● **DATA EXTRACT**

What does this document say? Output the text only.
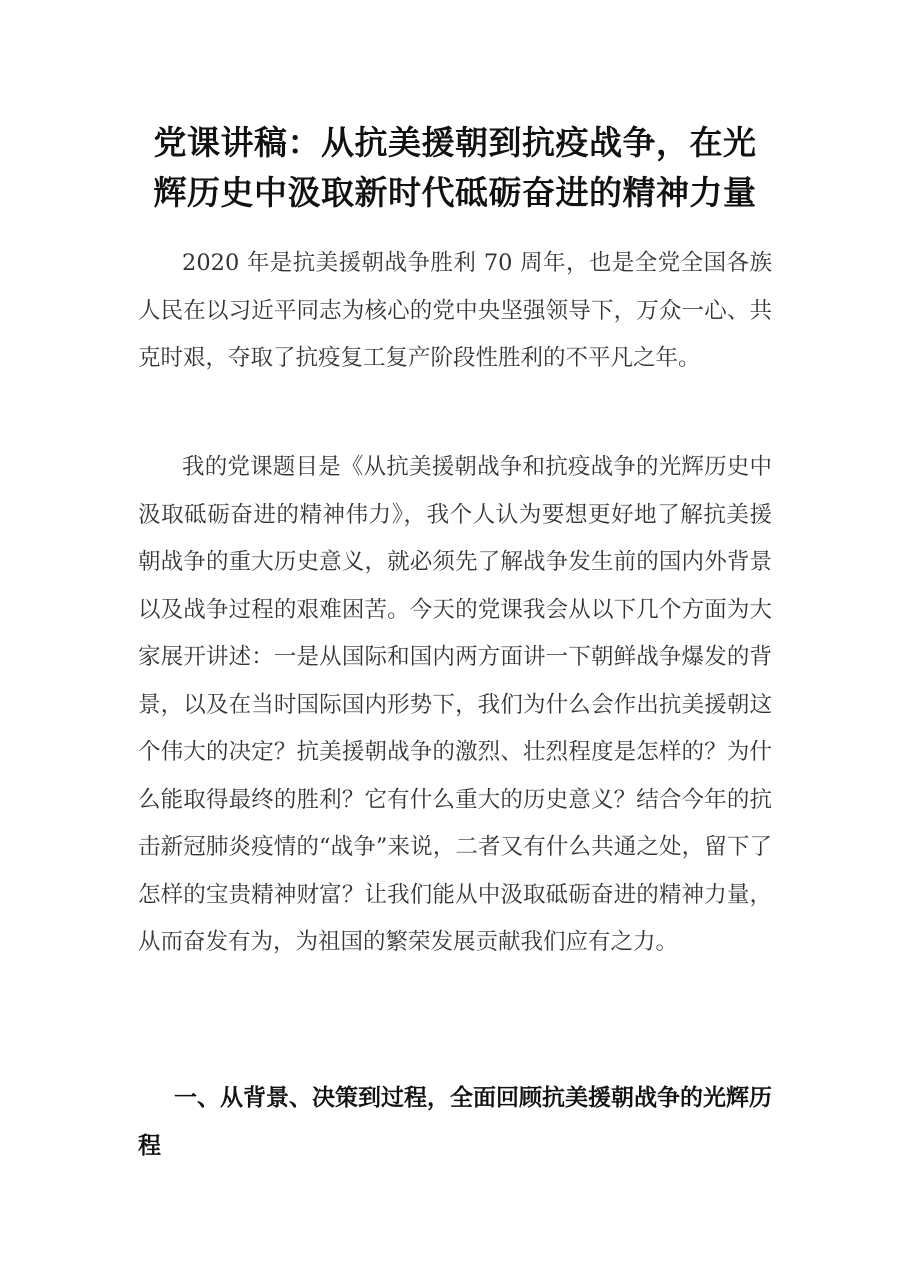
党课讲稿：从抗美援朝到抗疫战争，在光辉历史中汲取新时代砥砺奋进的精神力量

2020 年是抗美援朝战争胜利 70 周年，也是全党全国各族人民在以习近平同志为核心的党中央坚强领导下，万众一心、共克时艰，夺取了抗疫复工复产阶段性胜利的不平凡之年。

我的党课题目是《从抗美援朝战争和抗疫战争的光辉历史中汲取砥砺奋进的精神伟力》，我个人认为要想更好地了解抗美援朝战争的重大历史意义，就必须先了解战争发生前的国内外背景以及战争过程的艰难困苦。今天的党课我会从以下几个方面为大家展开讲述：一是从国际和国内两方面讲一下朝鲜战争爆发的背景，以及在当时国际国内形势下，我们为什么会作出抗美援朝这个伟大的决定？抗美援朝战争的激烈、壮烈程度是怎样的？为什么能取得最终的胜利？它有什么重大的历史意义？结合今年的抗击新冠肺炎疫情的“战争”来说，二者又有什么共通之处，留下了怎样的宝贵精神财富？让我们能从中汲取砥砺奋进的精神力量，从而奋发有为，为祖国的繁荣发展贡献我们应有之力。

一、从背景、决策到过程，全面回顾抗美援朝战争的光辉历程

● **EXERCISE DETAILS**
Pictures are excluded; copy every other part of the records exactly.

● **WORKED ANSWER**
What does this document say? Output the text only.
党课讲稿：从抗美援朝到抗疫战争，在光辉历史中汲取新时代砥砺奋进的精神力量

2020 年是抗美援朝战争胜利 70 周年，也是全党全国各族人民在以习近平同志为核心的党中央坚强领导下，万众一心、共克时艰，夺取了抗疫复工复产阶段性胜利的不平凡之年。

我的党课题目是《从抗美援朝战争和抗疫战争的光辉历史中汲取砥砺奋进的精神伟力》，我个人认为要想更好地了解抗美援朝战争的重大历史意义，就必须先了解战争发生前的国内外背景以及战争过程的艰难困苦。今天的党课我会从以下几个方面为大家展开讲述：一是从国际和国内两方面讲一下朝鲜战争爆发的背景，以及在当时国际国内形势下，我们为什么会作出抗美援朝这个伟大的决定？抗美援朝战争的激烈、壮烈程度是怎样的？为什么能取得最终的胜利？它有什么重大的历史意义？结合今年的抗击新冠肺炎疫情的“战争”来说，二者又有什么共通之处，留下了怎样的宝贵精神财富？让我们能从中汲取砥砺奋进的精神力量，从而奋发有为，为祖国的繁荣发展贡献我们应有之力。

一、从背景、决策到过程，全面回顾抗美援朝战争的光辉历程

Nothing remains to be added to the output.